Exercise objective -> Leave out the pictures and copy everything else in the entries exactly.

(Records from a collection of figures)
— begin —
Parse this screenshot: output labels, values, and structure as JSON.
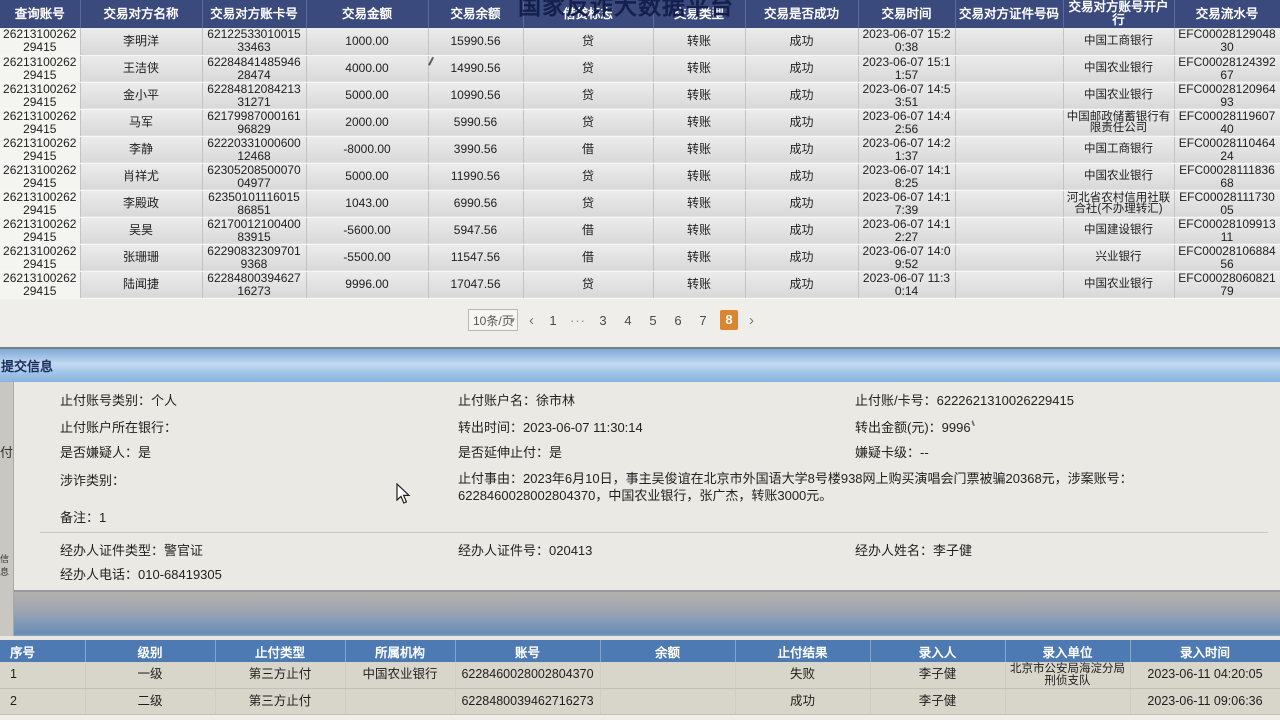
{
  "platform_title": "国家反诈大数据平台",
  "transactions_table": {
    "columns": [
      "查询账号",
      "交易对方名称",
      "交易对方账卡号",
      "交易金额",
      "交易余额",
      "借贷标志",
      "交易类型",
      "交易是否成功",
      "交易时间",
      "交易对方证件号码",
      "交易对方账号开户行",
      "交易流水号"
    ],
    "rows": [
      [
        "2621310026229415",
        "李明洋",
        "6212253301001533463",
        "1000.00",
        "15990.56",
        "贷",
        "转账",
        "成功",
        "2023-06-07 15:20:38",
        "",
        "中国工商银行",
        "EFC0002812904830"
      ],
      [
        "2621310026229415",
        "王洁侠",
        "6228484148594628474",
        "4000.00",
        "14990.56",
        "贷",
        "转账",
        "成功",
        "2023-06-07 15:11:57",
        "",
        "中国农业银行",
        "EFC0002812439267"
      ],
      [
        "2621310026229415",
        "金小平",
        "6228481208421331271",
        "5000.00",
        "10990.56",
        "贷",
        "转账",
        "成功",
        "2023-06-07 14:53:51",
        "",
        "中国农业银行",
        "EFC0002812096493"
      ],
      [
        "2621310026229415",
        "马军",
        "6217998700016196829",
        "2000.00",
        "5990.56",
        "贷",
        "转账",
        "成功",
        "2023-06-07 14:42:56",
        "",
        "中国邮政储蓄银行有限责任公司",
        "EFC0002811960740"
      ],
      [
        "2621310026229415",
        "李静",
        "6222033100060012468",
        "-8000.00",
        "3990.56",
        "借",
        "转账",
        "成功",
        "2023-06-07 14:21:37",
        "",
        "中国工商银行",
        "EFC0002811046424"
      ],
      [
        "2621310026229415",
        "肖祥尤",
        "6230520850007004977",
        "5000.00",
        "11990.56",
        "贷",
        "转账",
        "成功",
        "2023-06-07 14:18:25",
        "",
        "中国农业银行",
        "EFC0002811183668"
      ],
      [
        "2621310026229415",
        "李殿政",
        "6235010111601586851",
        "1043.00",
        "6990.56",
        "贷",
        "转账",
        "成功",
        "2023-06-07 14:17:39",
        "",
        "河北省农村信用社联合社(不办理转汇)",
        "EFC0002811173005"
      ],
      [
        "2621310026229415",
        "吴昊",
        "6217001210040083915",
        "-5600.00",
        "5947.56",
        "借",
        "转账",
        "成功",
        "2023-06-07 14:12:27",
        "",
        "中国建设银行",
        "EFC0002810991311"
      ],
      [
        "2621310026229415",
        "张珊珊",
        "622908323097019368",
        "-5500.00",
        "11547.56",
        "借",
        "转账",
        "成功",
        "2023-06-07 14:09:52",
        "",
        "兴业银行",
        "EFC0002810688456"
      ],
      [
        "2621310026229415",
        "陆闻捷",
        "6228480039462716273",
        "9996.00",
        "17047.56",
        "贷",
        "转账",
        "成功",
        "2023-06-07 11:30:14",
        "",
        "中国农业银行",
        "EFC0002806082179"
      ]
    ]
  },
  "pagination": {
    "page_size": "10条/页",
    "prev": "‹",
    "next": "›",
    "pages": [
      "1",
      "···",
      "3",
      "4",
      "5",
      "6",
      "7",
      "8"
    ],
    "current": "8"
  },
  "submit_info": {
    "header": "提交信息",
    "rows": [
      [
        "止付账号类别：个人",
        "止付账户名：徐市林",
        "止付账/卡号：6222621310026229415"
      ],
      [
        "止付账户所在银行：",
        "转出时间：2023-06-07 11:30:14",
        "转出金额(元)：9996"
      ],
      [
        "是否嫌疑人：是",
        "是否延伸止付：是",
        "嫌疑卡级：--"
      ],
      [
        "涉诈类别：",
        "止付事由：2023年6月10日，事主吴俊谊在北京市外国语大学8号楼938网上购买演唱会门票被骗20368元，涉案账号：6228460028002804370，中国农业银行，张广杰，转账3000元。",
        ""
      ],
      [
        "备注：1",
        "",
        ""
      ]
    ],
    "operator_rows": [
      [
        "经办人证件类型：警官证",
        "经办人证件号：020413",
        "经办人姓名：李子健"
      ],
      [
        "经办人电话：010-68419305",
        "",
        ""
      ]
    ]
  },
  "sidebar_clipped_labels": [
    "付",
    "信息"
  ],
  "stop_payment_table": {
    "columns": [
      "序号",
      "级别",
      "止付类型",
      "所属机构",
      "账号",
      "余额",
      "止付结果",
      "录入人",
      "录入单位",
      "录入时间"
    ],
    "rows": [
      [
        "1",
        "一级",
        "第三方止付",
        "中国农业银行",
        "6228460028002804370",
        "",
        "失败",
        "李子健",
        "北京市公安局海淀分局刑侦支队",
        "2023-06-11 04:20:05"
      ],
      [
        "2",
        "二级",
        "第三方止付",
        "",
        "6228480039462716273",
        "",
        "成功",
        "李子健",
        "",
        "2023-06-11 09:06:36"
      ]
    ]
  },
  "colors": {
    "header_navy": "#3b4a7c",
    "accent_orange": "#d9862f",
    "bottom_header_blue": "#4d7ab2"
  }
}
— end —
Task response ->
Parse this screenshot: output labels, values, and structure as JSON.
{
  "platform_title": "国家反诈大数据平台",
  "transactions_table": {
    "columns": [
      "查询账号",
      "交易对方名称",
      "交易对方账卡号",
      "交易金额",
      "交易余额",
      "借贷标志",
      "交易类型",
      "交易是否成功",
      "交易时间",
      "交易对方证件号码",
      "交易对方账号开户行",
      "交易流水号"
    ],
    "rows": [
      [
        "2621310026229415",
        "李明洋",
        "6212253301001533463",
        "1000.00",
        "15990.56",
        "贷",
        "转账",
        "成功",
        "2023-06-07 15:20:38",
        "",
        "中国工商银行",
        "EFC0002812904830"
      ],
      [
        "2621310026229415",
        "王洁侠",
        "6228484148594628474",
        "4000.00",
        "14990.56",
        "贷",
        "转账",
        "成功",
        "2023-06-07 15:11:57",
        "",
        "中国农业银行",
        "EFC0002812439267"
      ],
      [
        "2621310026229415",
        "金小平",
        "6228481208421331271",
        "5000.00",
        "10990.56",
        "贷",
        "转账",
        "成功",
        "2023-06-07 14:53:51",
        "",
        "中国农业银行",
        "EFC0002812096493"
      ],
      [
        "2621310026229415",
        "马军",
        "6217998700016196829",
        "2000.00",
        "5990.56",
        "贷",
        "转账",
        "成功",
        "2023-06-07 14:42:56",
        "",
        "中国邮政储蓄银行有限责任公司",
        "EFC0002811960740"
      ],
      [
        "2621310026229415",
        "李静",
        "6222033100060012468",
        "-8000.00",
        "3990.56",
        "借",
        "转账",
        "成功",
        "2023-06-07 14:21:37",
        "",
        "中国工商银行",
        "EFC0002811046424"
      ],
      [
        "2621310026229415",
        "肖祥尤",
        "6230520850007004977",
        "5000.00",
        "11990.56",
        "贷",
        "转账",
        "成功",
        "2023-06-07 14:18:25",
        "",
        "中国农业银行",
        "EFC0002811183668"
      ],
      [
        "2621310026229415",
        "李殿政",
        "6235010111601586851",
        "1043.00",
        "6990.56",
        "贷",
        "转账",
        "成功",
        "2023-06-07 14:17:39",
        "",
        "河北省农村信用社联合社(不办理转汇)",
        "EFC0002811173005"
      ],
      [
        "2621310026229415",
        "吴昊",
        "6217001210040083915",
        "-5600.00",
        "5947.56",
        "借",
        "转账",
        "成功",
        "2023-06-07 14:12:27",
        "",
        "中国建设银行",
        "EFC0002810991311"
      ],
      [
        "2621310026229415",
        "张珊珊",
        "622908323097019368",
        "-5500.00",
        "11547.56",
        "借",
        "转账",
        "成功",
        "2023-06-07 14:09:52",
        "",
        "兴业银行",
        "EFC0002810688456"
      ],
      [
        "2621310026229415",
        "陆闻捷",
        "6228480039462716273",
        "9996.00",
        "17047.56",
        "贷",
        "转账",
        "成功",
        "2023-06-07 11:30:14",
        "",
        "中国农业银行",
        "EFC0002806082179"
      ]
    ]
  },
  "pagination": {
    "page_size": "10条/页",
    "prev": "‹",
    "next": "›",
    "pages": [
      "1",
      "···",
      "3",
      "4",
      "5",
      "6",
      "7",
      "8"
    ],
    "current": "8"
  },
  "submit_info": {
    "header": "提交信息",
    "rows": [
      [
        "止付账号类别：个人",
        "止付账户名：徐市林",
        "止付账/卡号：6222621310026229415"
      ],
      [
        "止付账户所在银行：",
        "转出时间：2023-06-07 11:30:14",
        "转出金额(元)：9996"
      ],
      [
        "是否嫌疑人：是",
        "是否延伸止付：是",
        "嫌疑卡级：--"
      ],
      [
        "涉诈类别：",
        "止付事由：2023年6月10日，事主吴俊谊在北京市外国语大学8号楼938网上购买演唱会门票被骗20368元，涉案账号：6228460028002804370，中国农业银行，张广杰，转账3000元。",
        ""
      ],
      [
        "备注：1",
        "",
        ""
      ]
    ],
    "operator_rows": [
      [
        "经办人证件类型：警官证",
        "经办人证件号：020413",
        "经办人姓名：李子健"
      ],
      [
        "经办人电话：010-68419305",
        "",
        ""
      ]
    ]
  },
  "sidebar_clipped_labels": [
    "付",
    "信息"
  ],
  "stop_payment_table": {
    "columns": [
      "序号",
      "级别",
      "止付类型",
      "所属机构",
      "账号",
      "余额",
      "止付结果",
      "录入人",
      "录入单位",
      "录入时间"
    ],
    "rows": [
      [
        "1",
        "一级",
        "第三方止付",
        "中国农业银行",
        "6228460028002804370",
        "",
        "失败",
        "李子健",
        "北京市公安局海淀分局刑侦支队",
        "2023-06-11 04:20:05"
      ],
      [
        "2",
        "二级",
        "第三方止付",
        "",
        "6228480039462716273",
        "",
        "成功",
        "李子健",
        "",
        "2023-06-11 09:06:36"
      ]
    ]
  },
  "colors": {
    "header_navy": "#3b4a7c",
    "accent_orange": "#d9862f",
    "bottom_header_blue": "#4d7ab2"
  }
}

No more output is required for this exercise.